═══ Material shown ═══
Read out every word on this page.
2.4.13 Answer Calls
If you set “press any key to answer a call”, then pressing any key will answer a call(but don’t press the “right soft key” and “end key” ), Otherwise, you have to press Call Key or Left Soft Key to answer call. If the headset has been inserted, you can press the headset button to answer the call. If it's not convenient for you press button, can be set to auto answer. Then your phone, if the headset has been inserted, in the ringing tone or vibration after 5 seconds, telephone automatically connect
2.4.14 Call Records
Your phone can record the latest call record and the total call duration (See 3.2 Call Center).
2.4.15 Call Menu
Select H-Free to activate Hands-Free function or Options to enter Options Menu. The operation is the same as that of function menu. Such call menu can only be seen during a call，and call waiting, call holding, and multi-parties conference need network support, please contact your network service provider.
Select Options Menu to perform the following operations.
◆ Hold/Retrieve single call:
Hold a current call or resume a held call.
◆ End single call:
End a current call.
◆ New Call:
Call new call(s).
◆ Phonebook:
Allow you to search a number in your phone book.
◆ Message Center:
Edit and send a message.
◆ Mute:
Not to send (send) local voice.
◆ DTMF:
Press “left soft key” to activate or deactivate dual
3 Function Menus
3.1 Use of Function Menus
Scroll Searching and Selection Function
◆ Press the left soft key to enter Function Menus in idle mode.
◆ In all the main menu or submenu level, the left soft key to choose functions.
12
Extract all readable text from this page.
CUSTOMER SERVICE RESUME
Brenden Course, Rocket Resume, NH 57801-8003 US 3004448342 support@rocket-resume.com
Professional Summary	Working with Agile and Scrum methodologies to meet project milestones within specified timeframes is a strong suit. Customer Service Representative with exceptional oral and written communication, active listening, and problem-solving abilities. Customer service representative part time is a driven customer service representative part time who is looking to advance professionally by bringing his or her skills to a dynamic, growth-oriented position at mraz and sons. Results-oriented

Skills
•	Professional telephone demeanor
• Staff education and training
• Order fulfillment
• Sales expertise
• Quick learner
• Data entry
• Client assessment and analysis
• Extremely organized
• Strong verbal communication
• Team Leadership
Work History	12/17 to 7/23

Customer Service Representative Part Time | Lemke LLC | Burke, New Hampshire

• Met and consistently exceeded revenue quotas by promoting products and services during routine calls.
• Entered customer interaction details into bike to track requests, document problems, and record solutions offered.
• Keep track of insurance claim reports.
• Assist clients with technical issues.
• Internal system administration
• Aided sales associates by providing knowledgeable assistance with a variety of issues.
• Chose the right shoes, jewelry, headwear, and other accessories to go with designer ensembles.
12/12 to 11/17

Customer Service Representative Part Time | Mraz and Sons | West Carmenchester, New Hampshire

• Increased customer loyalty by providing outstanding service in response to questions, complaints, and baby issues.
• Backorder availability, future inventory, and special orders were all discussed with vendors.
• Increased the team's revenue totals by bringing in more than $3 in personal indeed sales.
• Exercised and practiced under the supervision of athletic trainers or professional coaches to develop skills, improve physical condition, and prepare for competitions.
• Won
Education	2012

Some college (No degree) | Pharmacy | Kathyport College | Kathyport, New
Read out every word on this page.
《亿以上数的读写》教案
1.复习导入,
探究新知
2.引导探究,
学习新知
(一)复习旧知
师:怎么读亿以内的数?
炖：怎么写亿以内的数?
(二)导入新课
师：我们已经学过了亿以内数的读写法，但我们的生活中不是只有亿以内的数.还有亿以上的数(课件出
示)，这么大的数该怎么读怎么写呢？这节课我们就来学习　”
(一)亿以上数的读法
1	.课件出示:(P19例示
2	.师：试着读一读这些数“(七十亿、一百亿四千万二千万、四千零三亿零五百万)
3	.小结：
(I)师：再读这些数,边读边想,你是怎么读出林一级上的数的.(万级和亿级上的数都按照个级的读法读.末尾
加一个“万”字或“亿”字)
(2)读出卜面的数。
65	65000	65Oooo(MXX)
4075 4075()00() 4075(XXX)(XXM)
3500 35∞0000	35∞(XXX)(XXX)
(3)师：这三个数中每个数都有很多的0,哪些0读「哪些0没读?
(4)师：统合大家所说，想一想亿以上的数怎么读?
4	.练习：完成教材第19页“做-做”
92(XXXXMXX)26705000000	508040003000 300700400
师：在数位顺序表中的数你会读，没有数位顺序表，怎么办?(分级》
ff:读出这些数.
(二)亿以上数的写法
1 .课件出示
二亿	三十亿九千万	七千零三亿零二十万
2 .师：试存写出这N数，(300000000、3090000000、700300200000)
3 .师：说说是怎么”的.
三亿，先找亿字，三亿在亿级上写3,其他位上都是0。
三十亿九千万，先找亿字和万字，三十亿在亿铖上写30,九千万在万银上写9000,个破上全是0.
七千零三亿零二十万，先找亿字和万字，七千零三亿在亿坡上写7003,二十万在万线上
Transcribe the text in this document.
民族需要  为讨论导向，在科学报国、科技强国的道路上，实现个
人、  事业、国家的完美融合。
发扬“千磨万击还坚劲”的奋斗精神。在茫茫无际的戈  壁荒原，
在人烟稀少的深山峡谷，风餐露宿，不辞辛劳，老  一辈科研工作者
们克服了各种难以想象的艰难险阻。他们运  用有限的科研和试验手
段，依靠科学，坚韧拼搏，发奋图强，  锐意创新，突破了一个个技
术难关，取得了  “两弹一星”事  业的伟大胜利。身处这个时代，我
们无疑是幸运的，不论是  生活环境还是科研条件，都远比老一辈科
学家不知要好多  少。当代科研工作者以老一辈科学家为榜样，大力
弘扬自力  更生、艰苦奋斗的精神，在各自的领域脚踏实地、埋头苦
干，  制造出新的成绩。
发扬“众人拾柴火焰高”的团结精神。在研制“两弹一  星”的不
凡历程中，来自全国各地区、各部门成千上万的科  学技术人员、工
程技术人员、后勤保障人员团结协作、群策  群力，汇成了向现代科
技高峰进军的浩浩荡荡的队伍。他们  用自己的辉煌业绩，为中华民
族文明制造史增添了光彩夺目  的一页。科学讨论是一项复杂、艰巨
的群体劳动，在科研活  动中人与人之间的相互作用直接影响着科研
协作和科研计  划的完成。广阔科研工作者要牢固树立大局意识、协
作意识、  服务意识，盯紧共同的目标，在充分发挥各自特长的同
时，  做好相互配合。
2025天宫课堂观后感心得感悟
═══
Exercise instructions
Repeat the data verbatim.

Solution to this exercise
Read out every word on this page.
2.4.13 Answer Calls
If you set “press any key to answer a call”, then pressing any key will answer a call(but don’t press the “right soft key” and “end key” ), Otherwise, you have to press Call Key or Left Soft Key to answer call. If the headset has been inserted, you can press the headset button to answer the call. If it's not convenient for you press button, can be set to auto answer. Then your phone, if the headset has been inserted, in the ringing tone or vibration after 5 seconds, telephone automatically connect
2.4.14 Call Records
Your phone can record the latest call record and the total call duration (See 3.2 Call Center).
2.4.15 Call Menu
Select H-Free to activate Hands-Free function or Options to enter Options Menu. The operation is the same as that of function menu. Such call menu can only be seen during a call，and call waiting, call holding, and multi-parties conference need network support, please contact your network service provider.
Select Options Menu to perform the following operations.
◆ Hold/Retrieve single call:
Hold a current call or resume a held call.
◆ End single call:
End a current call.
◆ New Call:
Call new call(s).
◆ Phonebook:
Allow you to search a number in your phone book.
◆ Message Center:
Edit and send a message.
◆ Mute:
Not to send (send) local voice.
◆ DTMF:
Press “left soft key” to activate or deactivate dual
3 Function Menus
3.1 Use of Function Menus
Scroll Searching and Selection Function
◆ Press the left soft key to enter Function Menus in idle mode.
◆ In all the main menu or submenu level, the left soft key to choose functions.
12
Extract all readable text from this page.
CUSTOMER SERVICE RESUME
Brenden Course, Rocket Resume, NH 57801-8003 US 3004448342 support@rocket-resume.com
Professional Summary	Working with Agile and Scrum methodologies to meet project milestones within specified timeframes is a strong suit. Customer Service Representative with exceptional oral and written communication, active listening, and problem-solving abilities. Customer service representative part time is a driven customer service representative part time who is looking to advance professionally by bringing his or her skills to a dynamic, growth-oriented position at mraz and sons. Results-oriented

Skills
•	Professional telephone demeanor
• Staff education and training
• Order fulfillment
• Sales expertise
• Quick learner
• Data entry
• Client assessment and analysis
• Extremely organized
• Strong verbal communication
• Team Leadership
Work History	12/17 to 7/23

Customer Service Representative Part Time | Lemke LLC | Burke, New Hampshire

• Met and consistently exceeded revenue quotas by promoting products and services during routine calls.
• Entered customer interaction details into bike to track requests, document problems, and record solutions offered.
• Keep track of insurance claim reports.
• Assist clients with technical issues.
• Internal system administration
• Aided sales associates by providing knowledgeable assistance with a variety of issues.
• Chose the right shoes, jewelry, headwear, and other accessories to go with designer ensembles.
12/12 to 11/17

Customer Service Representative Part Time | Mraz and Sons | West Carmenchester, New Hampshire

• Increased customer loyalty by providing outstanding service in response to questions, complaints, and baby issues.
• Backorder availability, future inventory, and special orders were all discussed with vendors.
• Increased the team's revenue totals by bringing in more than $3 in personal indeed sales.
• Exercised and practiced under the supervision of athletic trainers or professional coaches to develop skills, improve physical condition, and prepare for competitions.
• Won
Education	2012

Some college (No degree) | Pharmacy | Kathyport College | Kathyport, New
Read out every word on this page.
《亿以上数的读写》教案
1.复习导入,
探究新知
2.引导探究,
学习新知
(一)复习旧知
师:怎么读亿以内的数?
炖：怎么写亿以内的数?
(二)导入新课
师：我们已经学过了亿以内数的读写法，但我们的生活中不是只有亿以内的数.还有亿以上的数(课件出
示)，这么大的数该怎么读怎么写呢？这节课我们就来学习　”
(一)亿以上数的读法
1	.课件出示:(P19例示
2	.师：试着读一读这些数“(七十亿、一百亿四千万二千万、四千零三亿零五百万)
3	.小结：
(I)师：再读这些数,边读边想,你是怎么读出林一级上的数的.(万级和亿级上的数都按照个级的读法读.末尾
加一个“万”字或“亿”字)
(2)读出卜面的数。
65	65000	65Oooo(MXX)
4075 4075()00() 4075(XXX)(XXM)
3500 35∞0000	35∞(XXX)(XXX)
(3)师：这三个数中每个数都有很多的0,哪些0读「哪些0没读?
(4)师：统合大家所说，想一想亿以上的数怎么读?
4	.练习：完成教材第19页“做-做”
92(XXXXMXX)26705000000	508040003000 300700400
师：在数位顺序表中的数你会读，没有数位顺序表，怎么办?(分级》
ff:读出这些数.
(二)亿以上数的写法
1 .课件出示
二亿	三十亿九千万	七千零三亿零二十万
2 .师：试存写出这N数，(300000000、3090000000、700300200000)
3 .师：说说是怎么”的.
三亿，先找亿字，三亿在亿级上写3,其他位上都是0。
三十亿九千万，先找亿字和万字，三十亿在亿铖上写30,九千万在万银上写9000,个破上全是0.
七千零三亿零二十万，先找亿字和万字，七千零三亿在亿坡上写7003,二十万在万线上
Transcribe the text in this document.
民族需要  为讨论导向，在科学报国、科技强国的道路上，实现个
人、  事业、国家的完美融合。
发扬“千磨万击还坚劲”的奋斗精神。在茫茫无际的戈  壁荒原，
在人烟稀少的深山峡谷，风餐露宿，不辞辛劳，老  一辈科研工作者
们克服了各种难以想象的艰难险阻。他们运  用有限的科研和试验手
段，依靠科学，坚韧拼搏，发奋图强，  锐意创新，突破了一个个技
术难关，取得了  “两弹一星”事  业的伟大胜利。身处这个时代，我
们无疑是幸运的，不论是  生活环境还是科研条件，都远比老一辈科
学家不知要好多  少。当代科研工作者以老一辈科学家为榜样，大力
弘扬自力  更生、艰苦奋斗的精神，在各自的领域脚踏实地、埋头苦
干，  制造出新的成绩。
发扬“众人拾柴火焰高”的团结精神。在研制“两弹一  星”的不
凡历程中，来自全国各地区、各部门成千上万的科  学技术人员、工
程技术人员、后勤保障人员团结协作、群策  群力，汇成了向现代科
技高峰进军的浩浩荡荡的队伍。他们  用自己的辉煌业绩，为中华民
族文明制造史增添了光彩夺目  的一页。科学讨论是一项复杂、艰巨
的群体劳动，在科研活  动中人与人之间的相互作用直接影响着科研
协作和科研计  划的完成。广阔科研工作者要牢固树立大局意识、协
作意识、  服务意识，盯紧共同的目标，在充分发挥各自特长的同
时，  做好相互配合。
2025天宫课堂观后感心得感悟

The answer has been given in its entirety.